**DATA SUPPLIED:**
★ ★ ★

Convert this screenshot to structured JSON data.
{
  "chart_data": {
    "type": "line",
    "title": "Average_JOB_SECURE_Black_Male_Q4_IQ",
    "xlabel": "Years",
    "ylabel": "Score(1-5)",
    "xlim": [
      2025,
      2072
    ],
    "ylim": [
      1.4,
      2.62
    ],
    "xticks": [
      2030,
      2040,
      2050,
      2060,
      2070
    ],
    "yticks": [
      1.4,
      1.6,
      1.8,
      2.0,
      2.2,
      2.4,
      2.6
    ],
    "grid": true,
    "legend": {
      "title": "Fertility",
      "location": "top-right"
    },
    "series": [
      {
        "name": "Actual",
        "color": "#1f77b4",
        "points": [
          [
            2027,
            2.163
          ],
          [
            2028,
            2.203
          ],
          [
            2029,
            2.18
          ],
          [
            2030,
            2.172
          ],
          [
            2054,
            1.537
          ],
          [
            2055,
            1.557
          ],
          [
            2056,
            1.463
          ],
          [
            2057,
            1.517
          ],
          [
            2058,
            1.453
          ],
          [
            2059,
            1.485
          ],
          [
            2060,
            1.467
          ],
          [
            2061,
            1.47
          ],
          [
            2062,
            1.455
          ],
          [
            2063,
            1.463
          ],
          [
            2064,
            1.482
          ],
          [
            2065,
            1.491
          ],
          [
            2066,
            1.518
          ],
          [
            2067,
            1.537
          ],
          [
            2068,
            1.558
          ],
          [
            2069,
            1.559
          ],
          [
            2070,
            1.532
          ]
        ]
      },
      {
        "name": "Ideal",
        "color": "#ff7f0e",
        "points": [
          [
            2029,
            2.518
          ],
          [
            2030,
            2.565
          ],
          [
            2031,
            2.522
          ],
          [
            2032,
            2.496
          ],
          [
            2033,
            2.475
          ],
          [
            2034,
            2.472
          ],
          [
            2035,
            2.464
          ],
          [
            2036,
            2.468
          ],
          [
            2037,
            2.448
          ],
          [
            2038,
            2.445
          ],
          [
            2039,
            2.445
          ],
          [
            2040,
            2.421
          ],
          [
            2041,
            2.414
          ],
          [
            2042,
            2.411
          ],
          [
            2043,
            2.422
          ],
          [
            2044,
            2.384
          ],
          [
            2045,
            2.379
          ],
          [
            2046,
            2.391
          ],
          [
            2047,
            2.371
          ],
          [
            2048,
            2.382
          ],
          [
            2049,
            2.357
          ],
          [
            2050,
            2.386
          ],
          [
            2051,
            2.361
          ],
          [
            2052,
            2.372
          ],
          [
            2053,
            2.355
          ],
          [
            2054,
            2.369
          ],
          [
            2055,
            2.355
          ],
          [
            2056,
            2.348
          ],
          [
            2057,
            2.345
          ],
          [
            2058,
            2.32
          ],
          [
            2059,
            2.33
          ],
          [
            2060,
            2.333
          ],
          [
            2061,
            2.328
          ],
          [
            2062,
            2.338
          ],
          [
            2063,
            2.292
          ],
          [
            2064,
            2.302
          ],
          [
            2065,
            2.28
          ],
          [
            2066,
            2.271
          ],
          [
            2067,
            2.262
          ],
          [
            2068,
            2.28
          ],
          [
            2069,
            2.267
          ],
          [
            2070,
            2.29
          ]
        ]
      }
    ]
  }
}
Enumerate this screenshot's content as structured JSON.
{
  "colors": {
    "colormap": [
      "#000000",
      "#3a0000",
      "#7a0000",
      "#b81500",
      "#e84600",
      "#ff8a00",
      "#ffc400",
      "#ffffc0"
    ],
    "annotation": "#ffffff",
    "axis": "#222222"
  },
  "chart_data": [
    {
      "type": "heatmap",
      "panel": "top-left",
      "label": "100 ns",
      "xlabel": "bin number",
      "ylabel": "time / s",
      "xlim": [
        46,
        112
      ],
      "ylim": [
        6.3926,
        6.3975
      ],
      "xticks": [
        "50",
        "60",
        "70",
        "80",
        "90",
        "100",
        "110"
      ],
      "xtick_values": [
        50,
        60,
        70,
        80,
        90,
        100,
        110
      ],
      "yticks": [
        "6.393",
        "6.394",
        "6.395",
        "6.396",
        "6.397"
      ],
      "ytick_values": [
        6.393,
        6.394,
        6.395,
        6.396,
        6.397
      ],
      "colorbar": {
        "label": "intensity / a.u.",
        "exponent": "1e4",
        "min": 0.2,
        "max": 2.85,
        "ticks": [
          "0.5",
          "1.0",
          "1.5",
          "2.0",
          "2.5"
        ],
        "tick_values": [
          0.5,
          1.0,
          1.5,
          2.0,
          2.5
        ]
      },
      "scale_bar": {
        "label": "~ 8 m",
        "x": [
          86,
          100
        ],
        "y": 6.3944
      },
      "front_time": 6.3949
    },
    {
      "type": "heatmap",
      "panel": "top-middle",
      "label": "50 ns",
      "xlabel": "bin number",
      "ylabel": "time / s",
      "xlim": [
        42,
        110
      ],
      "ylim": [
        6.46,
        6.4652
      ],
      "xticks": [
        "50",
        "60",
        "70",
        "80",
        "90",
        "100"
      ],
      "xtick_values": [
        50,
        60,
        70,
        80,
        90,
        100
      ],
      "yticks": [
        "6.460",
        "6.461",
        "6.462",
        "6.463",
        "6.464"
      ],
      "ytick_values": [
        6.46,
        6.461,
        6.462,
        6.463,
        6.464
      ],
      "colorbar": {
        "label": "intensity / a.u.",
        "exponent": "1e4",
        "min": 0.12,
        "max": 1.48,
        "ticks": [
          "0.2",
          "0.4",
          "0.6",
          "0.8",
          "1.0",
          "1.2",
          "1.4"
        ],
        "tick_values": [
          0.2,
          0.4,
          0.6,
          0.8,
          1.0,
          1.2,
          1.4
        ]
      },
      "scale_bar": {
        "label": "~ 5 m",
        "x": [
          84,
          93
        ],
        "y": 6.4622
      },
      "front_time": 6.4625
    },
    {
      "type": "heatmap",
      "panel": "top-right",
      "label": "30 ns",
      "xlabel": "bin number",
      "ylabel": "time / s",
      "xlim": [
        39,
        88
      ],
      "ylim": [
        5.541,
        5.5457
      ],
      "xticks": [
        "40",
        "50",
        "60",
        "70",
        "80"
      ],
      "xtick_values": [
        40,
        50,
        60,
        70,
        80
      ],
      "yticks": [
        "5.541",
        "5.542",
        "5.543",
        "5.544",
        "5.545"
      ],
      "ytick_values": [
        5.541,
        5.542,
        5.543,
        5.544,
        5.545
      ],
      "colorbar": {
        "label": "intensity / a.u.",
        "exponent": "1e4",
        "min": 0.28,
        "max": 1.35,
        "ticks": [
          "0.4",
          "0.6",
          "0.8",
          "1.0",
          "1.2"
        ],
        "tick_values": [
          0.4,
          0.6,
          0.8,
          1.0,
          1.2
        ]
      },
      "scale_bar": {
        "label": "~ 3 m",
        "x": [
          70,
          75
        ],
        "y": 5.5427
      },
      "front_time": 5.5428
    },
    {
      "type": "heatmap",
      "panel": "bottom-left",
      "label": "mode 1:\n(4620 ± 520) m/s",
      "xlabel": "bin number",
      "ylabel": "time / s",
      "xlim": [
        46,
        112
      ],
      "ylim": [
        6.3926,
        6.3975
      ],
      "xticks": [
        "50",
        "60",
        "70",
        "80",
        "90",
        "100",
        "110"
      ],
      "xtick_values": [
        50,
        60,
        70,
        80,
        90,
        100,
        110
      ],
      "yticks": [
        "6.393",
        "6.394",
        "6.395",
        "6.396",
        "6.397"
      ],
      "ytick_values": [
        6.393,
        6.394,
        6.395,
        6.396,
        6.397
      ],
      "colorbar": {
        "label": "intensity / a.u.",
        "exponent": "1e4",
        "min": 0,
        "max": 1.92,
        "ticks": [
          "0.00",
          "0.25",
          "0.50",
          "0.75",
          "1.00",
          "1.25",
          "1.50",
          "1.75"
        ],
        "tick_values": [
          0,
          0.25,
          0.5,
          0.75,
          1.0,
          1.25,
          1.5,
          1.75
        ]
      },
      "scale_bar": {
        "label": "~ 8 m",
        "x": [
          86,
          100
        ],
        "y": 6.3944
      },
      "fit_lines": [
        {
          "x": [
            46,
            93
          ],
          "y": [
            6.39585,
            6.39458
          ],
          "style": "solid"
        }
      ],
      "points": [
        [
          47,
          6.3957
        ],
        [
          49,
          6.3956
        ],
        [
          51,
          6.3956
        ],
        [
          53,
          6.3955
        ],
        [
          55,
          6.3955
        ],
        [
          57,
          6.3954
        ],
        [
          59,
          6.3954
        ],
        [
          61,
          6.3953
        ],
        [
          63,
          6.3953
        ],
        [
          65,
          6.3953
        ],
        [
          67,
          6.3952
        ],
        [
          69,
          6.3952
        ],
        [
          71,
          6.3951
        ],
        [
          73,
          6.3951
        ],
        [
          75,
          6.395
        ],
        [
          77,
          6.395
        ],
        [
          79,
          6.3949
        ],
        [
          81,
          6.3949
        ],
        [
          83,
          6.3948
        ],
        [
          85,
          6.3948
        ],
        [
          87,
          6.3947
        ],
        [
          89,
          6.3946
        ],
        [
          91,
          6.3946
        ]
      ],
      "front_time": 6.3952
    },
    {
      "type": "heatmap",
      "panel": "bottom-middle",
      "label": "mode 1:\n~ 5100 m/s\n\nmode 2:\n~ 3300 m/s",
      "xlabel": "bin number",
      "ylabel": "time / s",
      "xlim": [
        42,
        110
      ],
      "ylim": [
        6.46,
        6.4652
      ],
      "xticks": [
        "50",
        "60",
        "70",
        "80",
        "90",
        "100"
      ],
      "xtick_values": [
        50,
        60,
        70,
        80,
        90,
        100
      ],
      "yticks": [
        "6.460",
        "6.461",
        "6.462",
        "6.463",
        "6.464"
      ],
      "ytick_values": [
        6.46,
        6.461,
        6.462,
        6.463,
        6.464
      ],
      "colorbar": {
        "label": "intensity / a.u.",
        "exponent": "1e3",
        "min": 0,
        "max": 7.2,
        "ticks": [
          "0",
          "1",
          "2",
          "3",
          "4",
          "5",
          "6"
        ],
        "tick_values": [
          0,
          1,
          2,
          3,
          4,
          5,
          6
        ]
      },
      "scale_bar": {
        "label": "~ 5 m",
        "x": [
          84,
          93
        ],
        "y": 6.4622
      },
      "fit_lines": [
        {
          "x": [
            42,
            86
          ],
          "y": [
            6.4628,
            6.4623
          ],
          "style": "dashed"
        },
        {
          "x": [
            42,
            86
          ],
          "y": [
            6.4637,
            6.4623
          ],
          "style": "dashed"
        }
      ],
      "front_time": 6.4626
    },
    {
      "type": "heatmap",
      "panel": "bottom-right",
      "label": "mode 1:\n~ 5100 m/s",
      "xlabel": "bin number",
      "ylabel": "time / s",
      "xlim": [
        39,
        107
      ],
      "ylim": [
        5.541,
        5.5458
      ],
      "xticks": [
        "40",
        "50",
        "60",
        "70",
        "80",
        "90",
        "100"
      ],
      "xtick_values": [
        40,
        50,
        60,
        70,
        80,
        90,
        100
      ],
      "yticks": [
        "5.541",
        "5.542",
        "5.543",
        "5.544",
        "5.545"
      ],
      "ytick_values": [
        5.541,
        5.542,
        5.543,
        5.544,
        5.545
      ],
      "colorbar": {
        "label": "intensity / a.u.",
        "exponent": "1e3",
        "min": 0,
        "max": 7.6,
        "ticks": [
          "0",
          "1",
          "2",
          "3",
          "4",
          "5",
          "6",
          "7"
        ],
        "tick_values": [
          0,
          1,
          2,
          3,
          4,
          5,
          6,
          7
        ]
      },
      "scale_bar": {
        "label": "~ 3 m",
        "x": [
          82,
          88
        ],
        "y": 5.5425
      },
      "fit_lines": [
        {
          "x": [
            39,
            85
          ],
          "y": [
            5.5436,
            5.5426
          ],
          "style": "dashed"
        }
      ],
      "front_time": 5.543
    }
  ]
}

★ ★ ★

**OBJECTIVE:** Give the number of lines in the listing above that hold the string "mode", with nothing else.

**ANSWER TO THIS EXERCISE:** 3